_Request:_ In the copy, keep every record exact and leave out all images.

▬▬▬▬▬▬▬▬▬▬

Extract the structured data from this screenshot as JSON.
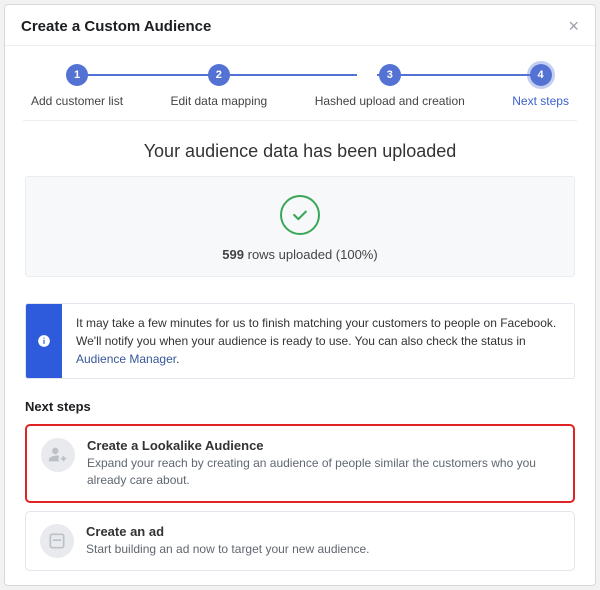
{
  "modal": {
    "title": "Create a Custom Audience"
  },
  "stepper": {
    "steps": [
      {
        "num": "1",
        "label": "Add customer list"
      },
      {
        "num": "2",
        "label": "Edit data mapping"
      },
      {
        "num": "3",
        "label": "Hashed upload and creation"
      },
      {
        "num": "4",
        "label": "Next steps"
      }
    ]
  },
  "upload": {
    "heading": "Your audience data has been uploaded",
    "rows_count": "599",
    "rows_suffix": " rows uploaded (100%)"
  },
  "info": {
    "text_prefix": "It may take a few minutes for us to finish matching your customers to people on Facebook. We'll notify you when your audience is ready to use. You can also check the status in ",
    "link_text": "Audience Manager",
    "text_suffix": "."
  },
  "next_steps": {
    "title": "Next steps",
    "options": [
      {
        "title": "Create a Lookalike Audience",
        "desc": "Expand your reach by creating an audience of people similar the customers who you already care about."
      },
      {
        "title": "Create an ad",
        "desc": "Start building an ad now to target your new audience."
      }
    ]
  }
}
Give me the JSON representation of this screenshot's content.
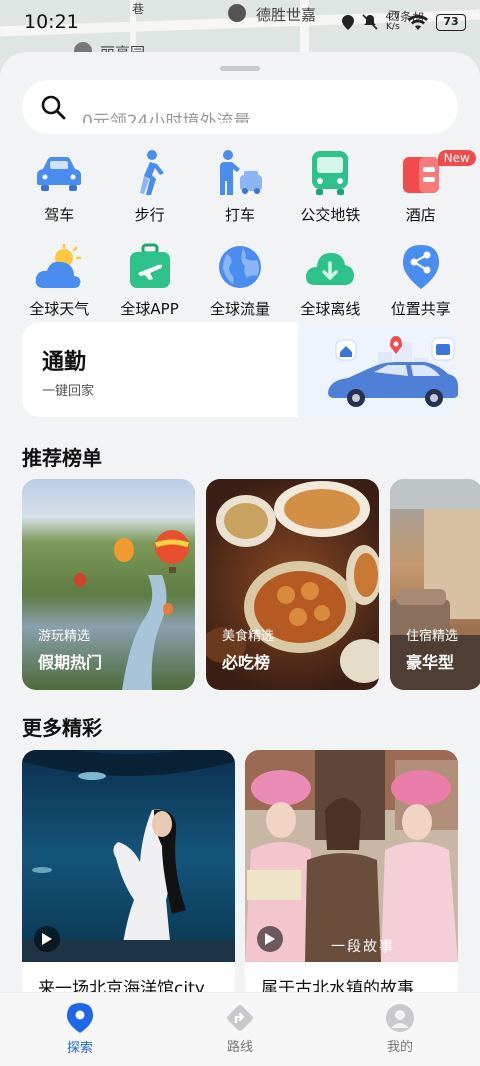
{
  "status_bar": {
    "time": "10:21",
    "net_speed_value": "4.7",
    "net_speed_unit": "K/s",
    "battery": "73"
  },
  "map": {
    "labels": [
      "德胜世嘉",
      "西条胡",
      "丽亭园",
      "巷"
    ]
  },
  "search": {
    "placeholder": "0元领24小时境外流量"
  },
  "quick_actions": [
    {
      "label": "驾车",
      "icon": "car-icon",
      "color": "#4a8df0"
    },
    {
      "label": "步行",
      "icon": "walk-icon",
      "color": "#4a8df0"
    },
    {
      "label": "打车",
      "icon": "taxi-icon",
      "color": "#4a8df0"
    },
    {
      "label": "公交地铁",
      "icon": "bus-icon",
      "color": "#2cc28a"
    },
    {
      "label": "酒店",
      "icon": "hotel-icon",
      "color": "#f14b4b",
      "badge": "New"
    },
    {
      "label": "全球天气",
      "icon": "weather-icon",
      "color": "#4a8df0"
    },
    {
      "label": "全球APP",
      "icon": "luggage-icon",
      "color": "#2cc28a"
    },
    {
      "label": "全球流量",
      "icon": "globe-icon",
      "color": "#4a8df0"
    },
    {
      "label": "全球离线",
      "icon": "cloud-download-icon",
      "color": "#2cc28a"
    },
    {
      "label": "位置共享",
      "icon": "share-location-icon",
      "color": "#4a8df0"
    }
  ],
  "commute": {
    "title": "通勤",
    "subtitle": "一键回家"
  },
  "recommended": {
    "title": "推荐榜单",
    "cards": [
      {
        "category": "游玩精选",
        "name": "假期热门"
      },
      {
        "category": "美食精选",
        "name": "必吃榜"
      },
      {
        "category": "住宿精选",
        "name": "豪华型"
      }
    ]
  },
  "more": {
    "title": "更多精彩",
    "cards": [
      {
        "title": "来一场北京海洋馆city"
      },
      {
        "title": "属于古北水镇的故事",
        "overlay_text": "一段故事"
      }
    ]
  },
  "bottom_nav": [
    {
      "label": "探索",
      "active": true
    },
    {
      "label": "路线",
      "active": false
    },
    {
      "label": "我的",
      "active": false
    }
  ],
  "colors": {
    "accent": "#1e67e8",
    "background": "#f2f3f5"
  }
}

▬▬▬▬▬▬▬▬▬▬

_Exercise output:_
Extract the structured data from this screenshot as JSON.
{
  "modal": {
    "title": "Create a Custom Audience"
  },
  "stepper": {
    "steps": [
      {
        "num": "1",
        "label": "Add customer list"
      },
      {
        "num": "2",
        "label": "Edit data mapping"
      },
      {
        "num": "3",
        "label": "Hashed upload and creation"
      },
      {
        "num": "4",
        "label": "Next steps"
      }
    ]
  },
  "upload": {
    "heading": "Your audience data has been uploaded",
    "rows_count": "599",
    "rows_suffix": " rows uploaded (100%)"
  },
  "info": {
    "text_prefix": "It may take a few minutes for us to finish matching your customers to people on Facebook. We'll notify you when your audience is ready to use. You can also check the status in ",
    "link_text": "Audience Manager",
    "text_suffix": "."
  },
  "next_steps": {
    "title": "Next steps",
    "options": [
      {
        "title": "Create a Lookalike Audience",
        "desc": "Expand your reach by creating an audience of people similar the customers who you already care about."
      },
      {
        "title": "Create an ad",
        "desc": "Start building an ad now to target your new audience."
      }
    ]
  }
}
Give me the JSON representation of this screenshot's content.
{
  "status_bar": {
    "time": "10:21",
    "net_speed_value": "4.7",
    "net_speed_unit": "K/s",
    "battery": "73"
  },
  "map": {
    "labels": [
      "德胜世嘉",
      "西条胡",
      "丽亭园",
      "巷"
    ]
  },
  "search": {
    "placeholder": "0元领24小时境外流量"
  },
  "quick_actions": [
    {
      "label": "驾车",
      "icon": "car-icon",
      "color": "#4a8df0"
    },
    {
      "label": "步行",
      "icon": "walk-icon",
      "color": "#4a8df0"
    },
    {
      "label": "打车",
      "icon": "taxi-icon",
      "color": "#4a8df0"
    },
    {
      "label": "公交地铁",
      "icon": "bus-icon",
      "color": "#2cc28a"
    },
    {
      "label": "酒店",
      "icon": "hotel-icon",
      "color": "#f14b4b",
      "badge": "New"
    },
    {
      "label": "全球天气",
      "icon": "weather-icon",
      "color": "#4a8df0"
    },
    {
      "label": "全球APP",
      "icon": "luggage-icon",
      "color": "#2cc28a"
    },
    {
      "label": "全球流量",
      "icon": "globe-icon",
      "color": "#4a8df0"
    },
    {
      "label": "全球离线",
      "icon": "cloud-download-icon",
      "color": "#2cc28a"
    },
    {
      "label": "位置共享",
      "icon": "share-location-icon",
      "color": "#4a8df0"
    }
  ],
  "commute": {
    "title": "通勤",
    "subtitle": "一键回家"
  },
  "recommended": {
    "title": "推荐榜单",
    "cards": [
      {
        "category": "游玩精选",
        "name": "假期热门"
      },
      {
        "category": "美食精选",
        "name": "必吃榜"
      },
      {
        "category": "住宿精选",
        "name": "豪华型"
      }
    ]
  },
  "more": {
    "title": "更多精彩",
    "cards": [
      {
        "title": "来一场北京海洋馆city"
      },
      {
        "title": "属于古北水镇的故事",
        "overlay_text": "一段故事"
      }
    ]
  },
  "bottom_nav": [
    {
      "label": "探索",
      "active": true
    },
    {
      "label": "路线",
      "active": false
    },
    {
      "label": "我的",
      "active": false
    }
  ],
  "colors": {
    "accent": "#1e67e8",
    "background": "#f2f3f5"
  }
}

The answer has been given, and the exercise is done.